The problem — Extract the full listing verbatim and drop any pictures from your copy.

---- Input rows

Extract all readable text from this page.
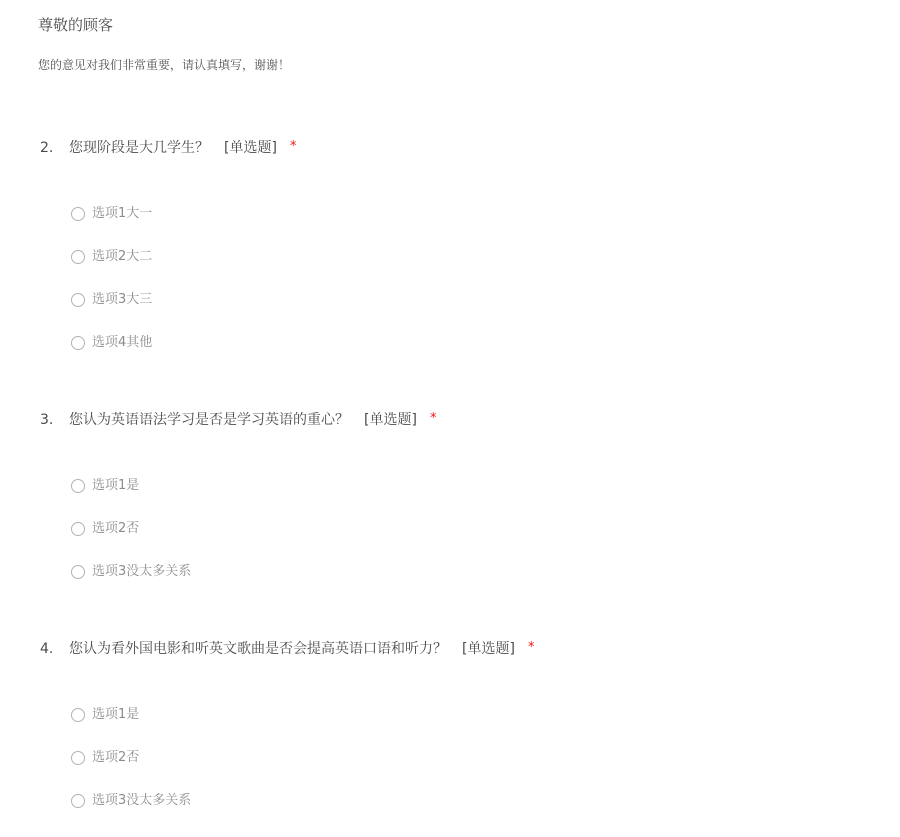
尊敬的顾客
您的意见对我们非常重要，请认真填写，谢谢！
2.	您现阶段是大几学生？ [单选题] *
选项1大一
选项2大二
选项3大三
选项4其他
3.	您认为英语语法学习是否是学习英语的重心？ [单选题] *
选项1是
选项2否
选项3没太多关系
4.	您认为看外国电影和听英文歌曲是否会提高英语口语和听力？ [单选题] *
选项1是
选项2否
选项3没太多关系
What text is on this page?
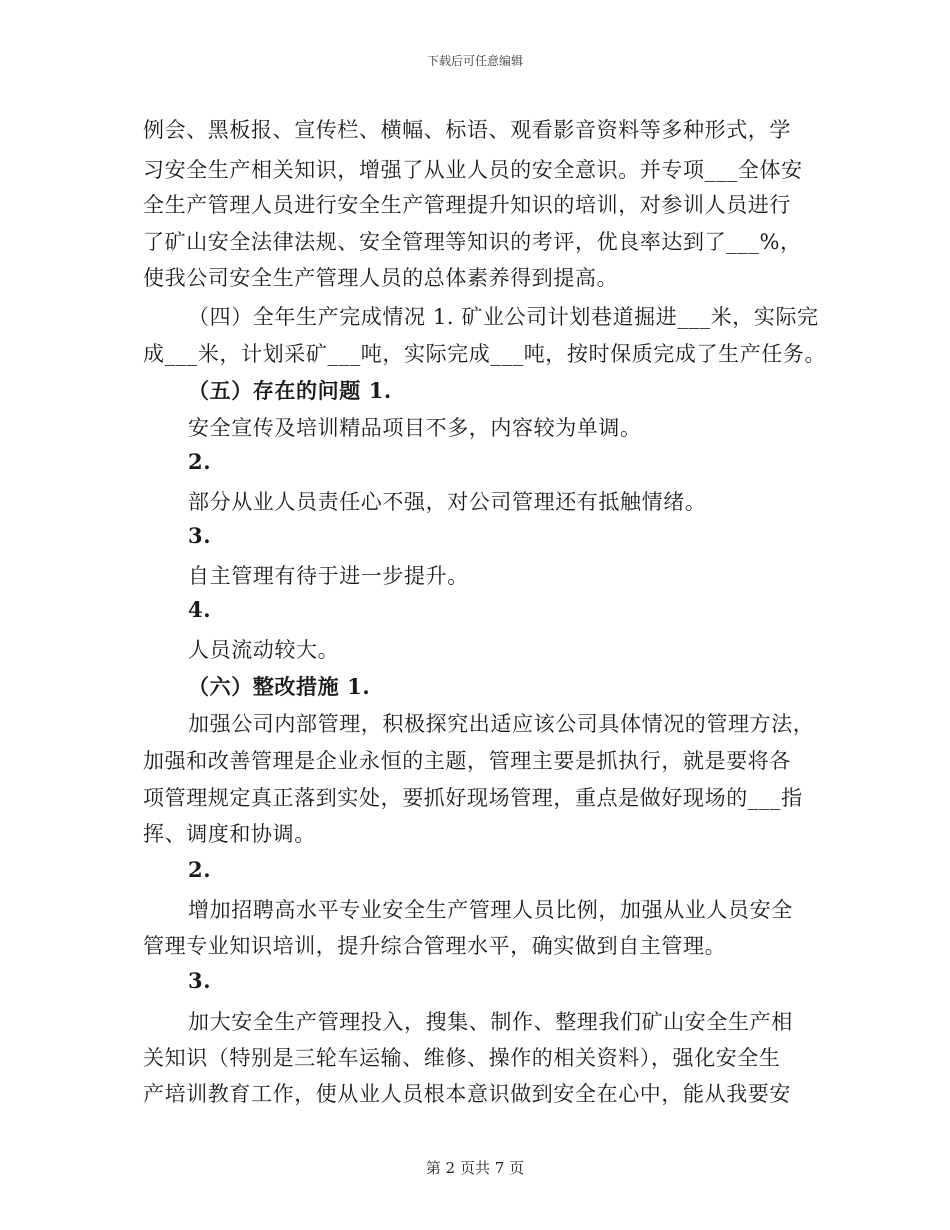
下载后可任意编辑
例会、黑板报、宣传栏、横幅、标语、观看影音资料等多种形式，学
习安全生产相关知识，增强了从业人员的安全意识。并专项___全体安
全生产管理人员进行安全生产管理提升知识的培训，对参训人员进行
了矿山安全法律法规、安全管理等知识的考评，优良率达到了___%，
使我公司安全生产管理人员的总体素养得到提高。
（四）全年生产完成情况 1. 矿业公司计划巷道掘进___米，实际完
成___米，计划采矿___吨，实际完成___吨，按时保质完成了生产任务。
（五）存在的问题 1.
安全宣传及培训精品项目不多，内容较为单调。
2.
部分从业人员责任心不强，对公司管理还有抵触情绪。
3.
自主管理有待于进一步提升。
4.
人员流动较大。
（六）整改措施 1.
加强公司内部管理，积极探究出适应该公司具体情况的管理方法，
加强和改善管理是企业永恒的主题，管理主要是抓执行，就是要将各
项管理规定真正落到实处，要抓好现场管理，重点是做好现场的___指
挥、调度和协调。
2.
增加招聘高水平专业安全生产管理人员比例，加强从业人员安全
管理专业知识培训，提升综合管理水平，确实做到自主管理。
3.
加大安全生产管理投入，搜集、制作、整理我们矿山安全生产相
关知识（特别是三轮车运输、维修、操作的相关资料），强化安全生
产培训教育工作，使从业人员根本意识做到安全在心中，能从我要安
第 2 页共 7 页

--------

Final result —
Extract all readable text from this page.
尊敬的顾客
您的意见对我们非常重要，请认真填写，谢谢！
2.	您现阶段是大几学生？ [单选题] *
选项1大一
选项2大二
选项3大三
选项4其他
3.	您认为英语语法学习是否是学习英语的重心？ [单选题] *
选项1是
选项2否
选项3没太多关系
4.	您认为看外国电影和听英文歌曲是否会提高英语口语和听力？ [单选题] *
选项1是
选项2否
选项3没太多关系
What text is on this page?
下载后可任意编辑
例会、黑板报、宣传栏、横幅、标语、观看影音资料等多种形式，学
习安全生产相关知识，增强了从业人员的安全意识。并专项___全体安
全生产管理人员进行安全生产管理提升知识的培训，对参训人员进行
了矿山安全法律法规、安全管理等知识的考评，优良率达到了___%，
使我公司安全生产管理人员的总体素养得到提高。
（四）全年生产完成情况 1. 矿业公司计划巷道掘进___米，实际完
成___米，计划采矿___吨，实际完成___吨，按时保质完成了生产任务。
（五）存在的问题 1.
安全宣传及培训精品项目不多，内容较为单调。
2.
部分从业人员责任心不强，对公司管理还有抵触情绪。
3.
自主管理有待于进一步提升。
4.
人员流动较大。
（六）整改措施 1.
加强公司内部管理，积极探究出适应该公司具体情况的管理方法，
加强和改善管理是企业永恒的主题，管理主要是抓执行，就是要将各
项管理规定真正落到实处，要抓好现场管理，重点是做好现场的___指
挥、调度和协调。
2.
增加招聘高水平专业安全生产管理人员比例，加强从业人员安全
管理专业知识培训，提升综合管理水平，确实做到自主管理。
3.
加大安全生产管理投入，搜集、制作、整理我们矿山安全生产相
关知识（特别是三轮车运输、维修、操作的相关资料），强化安全生
产培训教育工作，使从业人员根本意识做到安全在心中，能从我要安
第 2 页共 7 页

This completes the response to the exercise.